>>>

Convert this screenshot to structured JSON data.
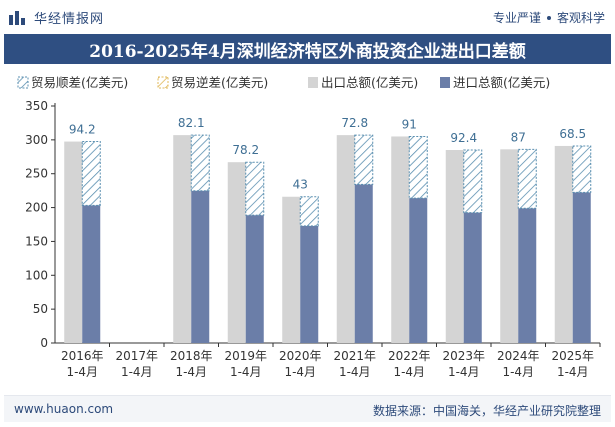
{
  "header": {
    "brand_name": "华经情报网",
    "tagline_left": "专业严谨",
    "tagline_right": "客观科学"
  },
  "colors": {
    "title_bar": "#2f4f82",
    "export_bar": "#d4d4d4",
    "import_bar": "#6b7ea8",
    "surplus_hatch": "#5a8fb0",
    "label": "#3f6f94"
  },
  "chart_data": {
    "type": "bar",
    "title": "2016-2025年4月深圳经济特区外商投资企业进出口差额",
    "categories": [
      "2016年\n1-4月",
      "2017年\n1-4月",
      "2018年\n1-4月",
      "2019年\n1-4月",
      "2020年\n1-4月",
      "2021年\n1-4月",
      "2022年\n1-4月",
      "2023年\n1-4月",
      "2024年\n1-4月",
      "2025年\n1-4月"
    ],
    "series": [
      {
        "name": "贸易顺差(亿美元)",
        "values": [
          94.2,
          null,
          82.1,
          78.2,
          43,
          72.8,
          91,
          92.4,
          87,
          68.5
        ]
      },
      {
        "name": "贸易逆差(亿美元)",
        "values": [
          null,
          null,
          null,
          null,
          null,
          null,
          null,
          null,
          null,
          null
        ]
      },
      {
        "name": "出口总额(亿美元)",
        "values": [
          297.5,
          null,
          307,
          267,
          216,
          307,
          305,
          285,
          286,
          291
        ]
      },
      {
        "name": "进口总额(亿美元)",
        "values": [
          203.3,
          null,
          224.9,
          188.8,
          173,
          234.2,
          214,
          192.6,
          199,
          222.5
        ]
      }
    ],
    "data_labels": [
      "94.2",
      "",
      "82.1",
      "78.2",
      "43",
      "72.8",
      "91",
      "92.4",
      "87",
      "68.5"
    ],
    "yticks": [
      0,
      50,
      100,
      150,
      200,
      250,
      300,
      350
    ],
    "ylim": [
      0,
      350
    ],
    "xlabel": "",
    "ylabel": "",
    "legend_position": "top",
    "grid": false
  },
  "footer": {
    "url": "www.huaon.com",
    "source": "数据来源：中国海关，华经产业研究院整理"
  }
}
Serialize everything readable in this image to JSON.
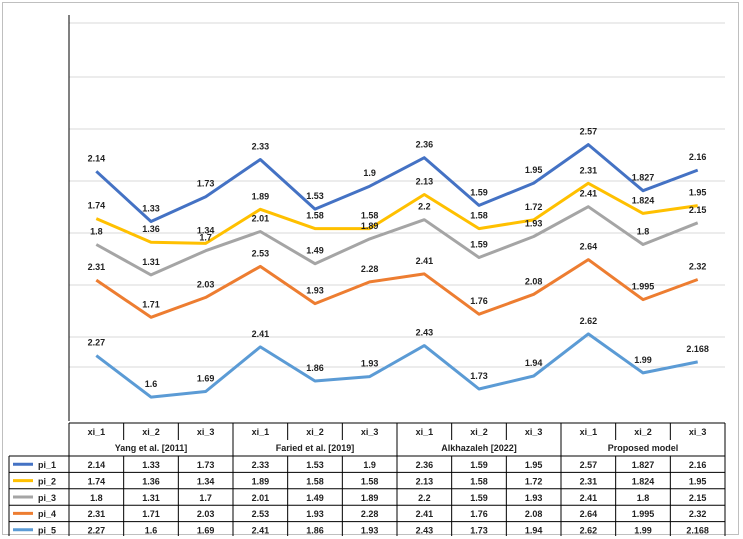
{
  "chart_data": {
    "type": "line",
    "title": "",
    "xlabel": "",
    "ylabel": "",
    "grid": true,
    "legend": "table-left",
    "groups": [
      "Yang et al. [2011]",
      "Faried et al. [2019]",
      "Alkhazaleh [2022]",
      "Proposed model"
    ],
    "categories": [
      "xi_1",
      "xi_2",
      "xi_3",
      "xi_1",
      "xi_2",
      "xi_3",
      "xi_1",
      "xi_2",
      "xi_3",
      "xi_1",
      "xi_2",
      "xi_3"
    ],
    "series": [
      {
        "name": "pi_1",
        "color": "#4472c4",
        "values": [
          2.14,
          1.33,
          1.73,
          2.33,
          1.53,
          1.9,
          2.36,
          1.59,
          1.95,
          2.57,
          1.827,
          2.16
        ],
        "labels": [
          "2.14",
          "1.33",
          "1.73",
          "2.33",
          "1.53",
          "1.9",
          "2.36",
          "1.59",
          "1.95",
          "2.57",
          "1.827",
          "2.16"
        ]
      },
      {
        "name": "pi_2",
        "color": "#ffc000",
        "values": [
          1.74,
          1.36,
          1.34,
          1.89,
          1.58,
          1.58,
          2.13,
          1.58,
          1.72,
          2.31,
          1.824,
          1.95
        ],
        "labels": [
          "1.74",
          "1.36",
          "1.34",
          "1.89",
          "1.58",
          "1.58",
          "2.13",
          "1.58",
          "1.72",
          "2.31",
          "1.824",
          "1.95"
        ]
      },
      {
        "name": "pi_3",
        "color": "#a5a5a5",
        "values": [
          1.8,
          1.31,
          1.7,
          2.01,
          1.49,
          1.89,
          2.2,
          1.59,
          1.93,
          2.41,
          1.8,
          2.15
        ],
        "labels": [
          "1.8",
          "1.31",
          "1.7",
          "2.01",
          "1.49",
          "1.89",
          "2.2",
          "1.59",
          "1.93",
          "2.41",
          "1.8",
          "2.15"
        ]
      },
      {
        "name": "pi_4",
        "color": "#ed7d31",
        "values": [
          2.31,
          1.71,
          2.03,
          2.53,
          1.93,
          2.28,
          2.41,
          1.76,
          2.08,
          2.64,
          1.995,
          2.32
        ],
        "labels": [
          "2.31",
          "1.71",
          "2.03",
          "2.53",
          "1.93",
          "2.28",
          "2.41",
          "1.76",
          "2.08",
          "2.64",
          "1.995",
          "2.32"
        ]
      },
      {
        "name": "pi_5",
        "color": "#5b9bd5",
        "values": [
          2.27,
          1.6,
          1.69,
          2.41,
          1.86,
          1.93,
          2.43,
          1.73,
          1.94,
          2.62,
          1.99,
          2.168
        ],
        "labels": [
          "2.27",
          "1.6",
          "1.69",
          "2.41",
          "1.86",
          "1.93",
          "2.43",
          "1.73",
          "1.94",
          "2.62",
          "1.99",
          "2.168"
        ]
      }
    ]
  }
}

<<<

▶ Exercise goal
Quote every record above exactly, omitting any pictures they contain.

▶ Exercise output
Convert this screenshot to structured JSON data.
{
  "header": {
    "brand_name": "华经情报网",
    "tagline_left": "专业严谨",
    "tagline_right": "客观科学"
  },
  "colors": {
    "title_bar": "#2f4f82",
    "export_bar": "#d4d4d4",
    "import_bar": "#6b7ea8",
    "surplus_hatch": "#5a8fb0",
    "label": "#3f6f94"
  },
  "chart_data": {
    "type": "bar",
    "title": "2016-2025年4月深圳经济特区外商投资企业进出口差额",
    "categories": [
      "2016年\n1-4月",
      "2017年\n1-4月",
      "2018年\n1-4月",
      "2019年\n1-4月",
      "2020年\n1-4月",
      "2021年\n1-4月",
      "2022年\n1-4月",
      "2023年\n1-4月",
      "2024年\n1-4月",
      "2025年\n1-4月"
    ],
    "series": [
      {
        "name": "贸易顺差(亿美元)",
        "values": [
          94.2,
          null,
          82.1,
          78.2,
          43,
          72.8,
          91,
          92.4,
          87,
          68.5
        ]
      },
      {
        "name": "贸易逆差(亿美元)",
        "values": [
          null,
          null,
          null,
          null,
          null,
          null,
          null,
          null,
          null,
          null
        ]
      },
      {
        "name": "出口总额(亿美元)",
        "values": [
          297.5,
          null,
          307,
          267,
          216,
          307,
          305,
          285,
          286,
          291
        ]
      },
      {
        "name": "进口总额(亿美元)",
        "values": [
          203.3,
          null,
          224.9,
          188.8,
          173,
          234.2,
          214,
          192.6,
          199,
          222.5
        ]
      }
    ],
    "data_labels": [
      "94.2",
      "",
      "82.1",
      "78.2",
      "43",
      "72.8",
      "91",
      "92.4",
      "87",
      "68.5"
    ],
    "yticks": [
      0,
      50,
      100,
      150,
      200,
      250,
      300,
      350
    ],
    "ylim": [
      0,
      350
    ],
    "xlabel": "",
    "ylabel": "",
    "legend_position": "top",
    "grid": false
  },
  "footer": {
    "url": "www.huaon.com",
    "source": "数据来源：中国海关，华经产业研究院整理"
  }
}
Serialize everything readable in this image to JSON.
{
  "chart_data": {
    "type": "line",
    "title": "",
    "xlabel": "",
    "ylabel": "",
    "grid": true,
    "legend": "table-left",
    "groups": [
      "Yang et al. [2011]",
      "Faried et al. [2019]",
      "Alkhazaleh [2022]",
      "Proposed model"
    ],
    "categories": [
      "xi_1",
      "xi_2",
      "xi_3",
      "xi_1",
      "xi_2",
      "xi_3",
      "xi_1",
      "xi_2",
      "xi_3",
      "xi_1",
      "xi_2",
      "xi_3"
    ],
    "series": [
      {
        "name": "pi_1",
        "color": "#4472c4",
        "values": [
          2.14,
          1.33,
          1.73,
          2.33,
          1.53,
          1.9,
          2.36,
          1.59,
          1.95,
          2.57,
          1.827,
          2.16
        ],
        "labels": [
          "2.14",
          "1.33",
          "1.73",
          "2.33",
          "1.53",
          "1.9",
          "2.36",
          "1.59",
          "1.95",
          "2.57",
          "1.827",
          "2.16"
        ]
      },
      {
        "name": "pi_2",
        "color": "#ffc000",
        "values": [
          1.74,
          1.36,
          1.34,
          1.89,
          1.58,
          1.58,
          2.13,
          1.58,
          1.72,
          2.31,
          1.824,
          1.95
        ],
        "labels": [
          "1.74",
          "1.36",
          "1.34",
          "1.89",
          "1.58",
          "1.58",
          "2.13",
          "1.58",
          "1.72",
          "2.31",
          "1.824",
          "1.95"
        ]
      },
      {
        "name": "pi_3",
        "color": "#a5a5a5",
        "values": [
          1.8,
          1.31,
          1.7,
          2.01,
          1.49,
          1.89,
          2.2,
          1.59,
          1.93,
          2.41,
          1.8,
          2.15
        ],
        "labels": [
          "1.8",
          "1.31",
          "1.7",
          "2.01",
          "1.49",
          "1.89",
          "2.2",
          "1.59",
          "1.93",
          "2.41",
          "1.8",
          "2.15"
        ]
      },
      {
        "name": "pi_4",
        "color": "#ed7d31",
        "values": [
          2.31,
          1.71,
          2.03,
          2.53,
          1.93,
          2.28,
          2.41,
          1.76,
          2.08,
          2.64,
          1.995,
          2.32
        ],
        "labels": [
          "2.31",
          "1.71",
          "2.03",
          "2.53",
          "1.93",
          "2.28",
          "2.41",
          "1.76",
          "2.08",
          "2.64",
          "1.995",
          "2.32"
        ]
      },
      {
        "name": "pi_5",
        "color": "#5b9bd5",
        "values": [
          2.27,
          1.6,
          1.69,
          2.41,
          1.86,
          1.93,
          2.43,
          1.73,
          1.94,
          2.62,
          1.99,
          2.168
        ],
        "labels": [
          "2.27",
          "1.6",
          "1.69",
          "2.41",
          "1.86",
          "1.93",
          "2.43",
          "1.73",
          "1.94",
          "2.62",
          "1.99",
          "2.168"
        ]
      }
    ]
  }
}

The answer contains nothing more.